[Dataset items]
+===+

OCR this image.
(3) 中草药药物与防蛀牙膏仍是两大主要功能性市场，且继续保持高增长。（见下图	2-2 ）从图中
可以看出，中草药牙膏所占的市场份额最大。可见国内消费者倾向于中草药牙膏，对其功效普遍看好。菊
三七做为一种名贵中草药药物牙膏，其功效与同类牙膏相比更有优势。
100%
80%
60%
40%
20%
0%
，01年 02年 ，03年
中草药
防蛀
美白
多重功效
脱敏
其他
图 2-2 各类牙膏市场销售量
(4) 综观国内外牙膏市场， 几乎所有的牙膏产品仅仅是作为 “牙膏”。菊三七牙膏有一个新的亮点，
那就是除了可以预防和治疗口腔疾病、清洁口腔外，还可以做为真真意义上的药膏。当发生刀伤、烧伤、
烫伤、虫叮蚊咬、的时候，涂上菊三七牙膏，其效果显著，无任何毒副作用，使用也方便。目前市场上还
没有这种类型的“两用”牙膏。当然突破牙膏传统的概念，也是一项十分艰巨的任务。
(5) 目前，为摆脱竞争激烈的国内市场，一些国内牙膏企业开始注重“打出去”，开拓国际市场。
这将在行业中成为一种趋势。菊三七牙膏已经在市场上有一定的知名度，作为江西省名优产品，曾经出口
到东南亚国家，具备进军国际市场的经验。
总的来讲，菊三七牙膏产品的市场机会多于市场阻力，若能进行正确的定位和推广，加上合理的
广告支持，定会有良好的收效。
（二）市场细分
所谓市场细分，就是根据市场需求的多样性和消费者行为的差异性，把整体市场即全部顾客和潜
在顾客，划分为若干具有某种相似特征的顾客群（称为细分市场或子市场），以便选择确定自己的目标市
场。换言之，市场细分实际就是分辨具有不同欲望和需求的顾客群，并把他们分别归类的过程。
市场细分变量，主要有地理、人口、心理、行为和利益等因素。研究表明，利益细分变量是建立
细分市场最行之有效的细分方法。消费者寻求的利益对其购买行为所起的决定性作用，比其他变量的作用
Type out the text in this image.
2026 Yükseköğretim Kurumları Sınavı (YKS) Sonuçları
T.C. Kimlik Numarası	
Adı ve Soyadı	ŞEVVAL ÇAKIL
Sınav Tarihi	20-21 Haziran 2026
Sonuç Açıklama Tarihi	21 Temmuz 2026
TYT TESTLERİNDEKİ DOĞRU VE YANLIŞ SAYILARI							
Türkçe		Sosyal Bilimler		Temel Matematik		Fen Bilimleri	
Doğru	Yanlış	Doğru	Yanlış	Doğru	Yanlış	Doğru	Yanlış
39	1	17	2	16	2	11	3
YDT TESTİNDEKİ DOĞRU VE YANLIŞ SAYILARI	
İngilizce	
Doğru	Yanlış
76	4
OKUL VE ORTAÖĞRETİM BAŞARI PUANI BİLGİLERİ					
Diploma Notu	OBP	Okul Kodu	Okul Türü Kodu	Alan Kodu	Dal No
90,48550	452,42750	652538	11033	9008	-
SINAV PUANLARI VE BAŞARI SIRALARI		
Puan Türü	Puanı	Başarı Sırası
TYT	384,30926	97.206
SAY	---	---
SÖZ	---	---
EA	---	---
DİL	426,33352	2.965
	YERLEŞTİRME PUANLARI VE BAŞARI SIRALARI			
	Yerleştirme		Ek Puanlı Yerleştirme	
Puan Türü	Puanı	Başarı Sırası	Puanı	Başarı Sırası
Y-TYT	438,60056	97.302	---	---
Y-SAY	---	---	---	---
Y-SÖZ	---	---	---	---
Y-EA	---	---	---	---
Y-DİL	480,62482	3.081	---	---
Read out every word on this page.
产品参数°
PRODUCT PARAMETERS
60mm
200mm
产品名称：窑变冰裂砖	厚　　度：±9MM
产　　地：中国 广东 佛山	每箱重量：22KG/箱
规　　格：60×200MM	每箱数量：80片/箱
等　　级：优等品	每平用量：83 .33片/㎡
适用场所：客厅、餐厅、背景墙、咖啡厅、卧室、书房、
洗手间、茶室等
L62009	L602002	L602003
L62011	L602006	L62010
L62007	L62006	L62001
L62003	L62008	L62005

+===+

• [Set exercise]: Quote the data in full, keeping each word unchanged.

• [Result below]:
OCR this image.
(3) 中草药药物与防蛀牙膏仍是两大主要功能性市场，且继续保持高增长。（见下图	2-2 ）从图中
可以看出，中草药牙膏所占的市场份额最大。可见国内消费者倾向于中草药牙膏，对其功效普遍看好。菊
三七做为一种名贵中草药药物牙膏，其功效与同类牙膏相比更有优势。
100%
80%
60%
40%
20%
0%
，01年 02年 ，03年
中草药
防蛀
美白
多重功效
脱敏
其他
图 2-2 各类牙膏市场销售量
(4) 综观国内外牙膏市场， 几乎所有的牙膏产品仅仅是作为 “牙膏”。菊三七牙膏有一个新的亮点，
那就是除了可以预防和治疗口腔疾病、清洁口腔外，还可以做为真真意义上的药膏。当发生刀伤、烧伤、
烫伤、虫叮蚊咬、的时候，涂上菊三七牙膏，其效果显著，无任何毒副作用，使用也方便。目前市场上还
没有这种类型的“两用”牙膏。当然突破牙膏传统的概念，也是一项十分艰巨的任务。
(5) 目前，为摆脱竞争激烈的国内市场，一些国内牙膏企业开始注重“打出去”，开拓国际市场。
这将在行业中成为一种趋势。菊三七牙膏已经在市场上有一定的知名度，作为江西省名优产品，曾经出口
到东南亚国家，具备进军国际市场的经验。
总的来讲，菊三七牙膏产品的市场机会多于市场阻力，若能进行正确的定位和推广，加上合理的
广告支持，定会有良好的收效。
（二）市场细分
所谓市场细分，就是根据市场需求的多样性和消费者行为的差异性，把整体市场即全部顾客和潜
在顾客，划分为若干具有某种相似特征的顾客群（称为细分市场或子市场），以便选择确定自己的目标市
场。换言之，市场细分实际就是分辨具有不同欲望和需求的顾客群，并把他们分别归类的过程。
市场细分变量，主要有地理、人口、心理、行为和利益等因素。研究表明，利益细分变量是建立
细分市场最行之有效的细分方法。消费者寻求的利益对其购买行为所起的决定性作用，比其他变量的作用
Type out the text in this image.
2026 Yükseköğretim Kurumları Sınavı (YKS) Sonuçları
T.C. Kimlik Numarası	
Adı ve Soyadı	ŞEVVAL ÇAKIL
Sınav Tarihi	20-21 Haziran 2026
Sonuç Açıklama Tarihi	21 Temmuz 2026
TYT TESTLERİNDEKİ DOĞRU VE YANLIŞ SAYILARI							
Türkçe		Sosyal Bilimler		Temel Matematik		Fen Bilimleri	
Doğru	Yanlış	Doğru	Yanlış	Doğru	Yanlış	Doğru	Yanlış
39	1	17	2	16	2	11	3
YDT TESTİNDEKİ DOĞRU VE YANLIŞ SAYILARI	
İngilizce	
Doğru	Yanlış
76	4
OKUL VE ORTAÖĞRETİM BAŞARI PUANI BİLGİLERİ					
Diploma Notu	OBP	Okul Kodu	Okul Türü Kodu	Alan Kodu	Dal No
90,48550	452,42750	652538	11033	9008	-
SINAV PUANLARI VE BAŞARI SIRALARI		
Puan Türü	Puanı	Başarı Sırası
TYT	384,30926	97.206
SAY	---	---
SÖZ	---	---
EA	---	---
DİL	426,33352	2.965
	YERLEŞTİRME PUANLARI VE BAŞARI SIRALARI			
	Yerleştirme		Ek Puanlı Yerleştirme	
Puan Türü	Puanı	Başarı Sırası	Puanı	Başarı Sırası
Y-TYT	438,60056	97.302	---	---
Y-SAY	---	---	---	---
Y-SÖZ	---	---	---	---
Y-EA	---	---	---	---
Y-DİL	480,62482	3.081	---	---
Read out every word on this page.
产品参数°
PRODUCT PARAMETERS
60mm
200mm
产品名称：窑变冰裂砖	厚　　度：±9MM
产　　地：中国 广东 佛山	每箱重量：22KG/箱
规　　格：60×200MM	每箱数量：80片/箱
等　　级：优等品	每平用量：83 .33片/㎡
适用场所：客厅、餐厅、背景墙、咖啡厅、卧室、书房、
洗手间、茶室等
L62009	L602002	L602003
L62011	L602006	L62010
L62007	L62006	L62001
L62003	L62008	L62005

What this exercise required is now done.